> _Source passage_:
------------------------------------------------
- Stylistic origins: Post-punk; alternative rock; punk rock; folk rock; garage rock; psychedelic rock; jangle pop; neo-psychedelia;
- Cultural origins: Early to mid-1980s, Los Angeles, Sacramento and Davis in California

Local scenes
- Los Angeles; Sacramento; Davis;

Other topics
- Dunedin sound;

= Paisley Underground =

Music genre

Paisley Underground was a musical scene that originated in California. It was particularly popular in Los Angeles, reaching a peak in the mid-1980s. Paisley Underground bands often incorporated psychedelia, rich vocal harmonies and guitar interplay, owing a particular debt to 1960s groups such as Love and the Byrds, but more generally referencing a wide range of pop and garage rock revival.
------------------------------------------------
> _Data shown_:
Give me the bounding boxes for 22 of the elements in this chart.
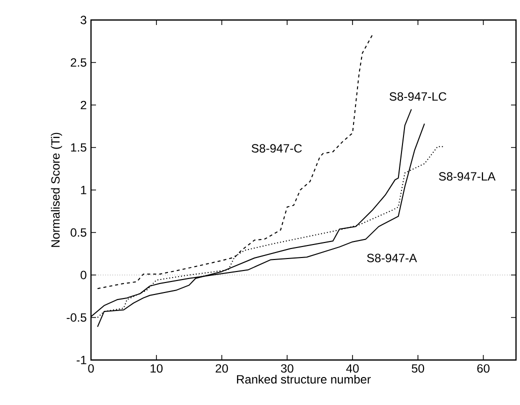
------------------------------------------------
> _Exercise details_: Continue the Paisley Underground passage from its last sentence, keeping the same encyclopedic tone.

> _Exercise result_:
==Etymology==
The term "Paisley Underground" originated in late 1982, and took root with a comment made by Michael Quercio of the band the Three O'Clock, during an interview with the LA Weekly alternative newspaper. As the event was later reported:

Quercio was close friends with Lina Sedillo who was the bass player with local punk band Peer Group, who had played on the same bill as The Salvation Army on occasion. One evening Sedillo taped Peer Group rehearsing and one of the numbers contained an improvised spoken middle section. Sedillo was wearing a red paisley dress she had bought from a thrift store and his eyes fell on the bass player and out came the line "Words from the paisley underground." Sedillo noticed the phrase while playing the tape back the next day and immediately phoned up Quercio and repeated it to him. They ran a casual 60s music listening group together and thought it a cool name for them to use. When Quercio a few weeks later spontaneously dropped the phrase into an interview when asked to describe the Bangles, Rain Parade and the Three O'Clock sharing the same bill, the interviewer highlighted it in the article as a handy label for this group of bands. And so Quercio had unwittingly came up with the name of this new movement, the Paisley Underground. This is largely described by most people as the most superfluous use of words since the Bible was written.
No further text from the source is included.